> [Source data]:
%%

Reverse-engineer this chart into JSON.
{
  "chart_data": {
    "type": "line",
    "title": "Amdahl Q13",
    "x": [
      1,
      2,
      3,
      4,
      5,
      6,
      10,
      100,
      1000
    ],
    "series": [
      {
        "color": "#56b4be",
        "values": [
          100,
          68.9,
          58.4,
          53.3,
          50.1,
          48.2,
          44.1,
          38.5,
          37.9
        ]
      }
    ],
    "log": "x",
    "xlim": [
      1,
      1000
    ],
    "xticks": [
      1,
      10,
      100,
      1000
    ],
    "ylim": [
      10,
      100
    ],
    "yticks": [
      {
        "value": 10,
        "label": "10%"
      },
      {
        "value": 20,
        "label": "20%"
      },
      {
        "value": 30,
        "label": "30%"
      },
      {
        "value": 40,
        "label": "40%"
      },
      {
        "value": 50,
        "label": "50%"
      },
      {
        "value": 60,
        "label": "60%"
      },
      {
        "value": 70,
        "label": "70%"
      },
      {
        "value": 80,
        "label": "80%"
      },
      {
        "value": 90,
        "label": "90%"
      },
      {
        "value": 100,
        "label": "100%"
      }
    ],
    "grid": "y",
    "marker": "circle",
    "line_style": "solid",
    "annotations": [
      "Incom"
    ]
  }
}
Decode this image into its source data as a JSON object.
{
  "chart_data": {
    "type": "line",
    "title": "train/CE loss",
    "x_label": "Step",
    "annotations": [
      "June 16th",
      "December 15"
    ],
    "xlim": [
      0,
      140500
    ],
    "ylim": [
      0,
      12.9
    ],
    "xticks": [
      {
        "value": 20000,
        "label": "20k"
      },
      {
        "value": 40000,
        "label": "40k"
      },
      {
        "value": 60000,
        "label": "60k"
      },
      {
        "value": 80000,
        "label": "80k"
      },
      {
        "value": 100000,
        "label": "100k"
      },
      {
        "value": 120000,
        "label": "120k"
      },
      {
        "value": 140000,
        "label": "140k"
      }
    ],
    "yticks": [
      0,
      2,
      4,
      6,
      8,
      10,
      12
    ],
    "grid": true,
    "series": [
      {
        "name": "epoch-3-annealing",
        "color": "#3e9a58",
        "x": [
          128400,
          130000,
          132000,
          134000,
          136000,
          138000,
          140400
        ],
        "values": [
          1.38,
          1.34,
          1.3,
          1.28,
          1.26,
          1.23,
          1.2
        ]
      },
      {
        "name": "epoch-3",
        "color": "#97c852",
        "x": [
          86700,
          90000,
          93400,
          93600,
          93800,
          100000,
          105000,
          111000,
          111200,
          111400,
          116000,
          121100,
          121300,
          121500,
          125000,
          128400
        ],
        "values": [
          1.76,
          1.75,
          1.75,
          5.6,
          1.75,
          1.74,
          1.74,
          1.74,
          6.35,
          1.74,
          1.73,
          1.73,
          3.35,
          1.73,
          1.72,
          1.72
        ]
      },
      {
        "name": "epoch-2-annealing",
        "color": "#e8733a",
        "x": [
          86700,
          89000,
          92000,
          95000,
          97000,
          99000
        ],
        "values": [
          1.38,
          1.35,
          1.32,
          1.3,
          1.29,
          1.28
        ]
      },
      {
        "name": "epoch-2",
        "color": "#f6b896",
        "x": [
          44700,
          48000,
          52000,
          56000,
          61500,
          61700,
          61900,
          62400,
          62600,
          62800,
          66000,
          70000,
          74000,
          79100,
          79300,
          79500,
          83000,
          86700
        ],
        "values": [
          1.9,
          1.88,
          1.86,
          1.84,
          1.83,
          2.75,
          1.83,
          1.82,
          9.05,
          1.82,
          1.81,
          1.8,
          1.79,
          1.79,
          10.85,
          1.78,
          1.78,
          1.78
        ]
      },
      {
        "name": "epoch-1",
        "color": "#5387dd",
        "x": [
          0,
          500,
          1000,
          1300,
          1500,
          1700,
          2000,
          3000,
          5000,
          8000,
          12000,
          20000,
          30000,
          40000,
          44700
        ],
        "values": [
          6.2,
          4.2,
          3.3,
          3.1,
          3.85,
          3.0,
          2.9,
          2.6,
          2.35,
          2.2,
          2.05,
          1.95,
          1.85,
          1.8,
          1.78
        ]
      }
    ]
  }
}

%%

> [Exercise objective]:
Copy each line of the preceding data that contains the string "title".

> [Output of the task]:
    "title": "Amdahl Q13",
    "title": "train/CE loss",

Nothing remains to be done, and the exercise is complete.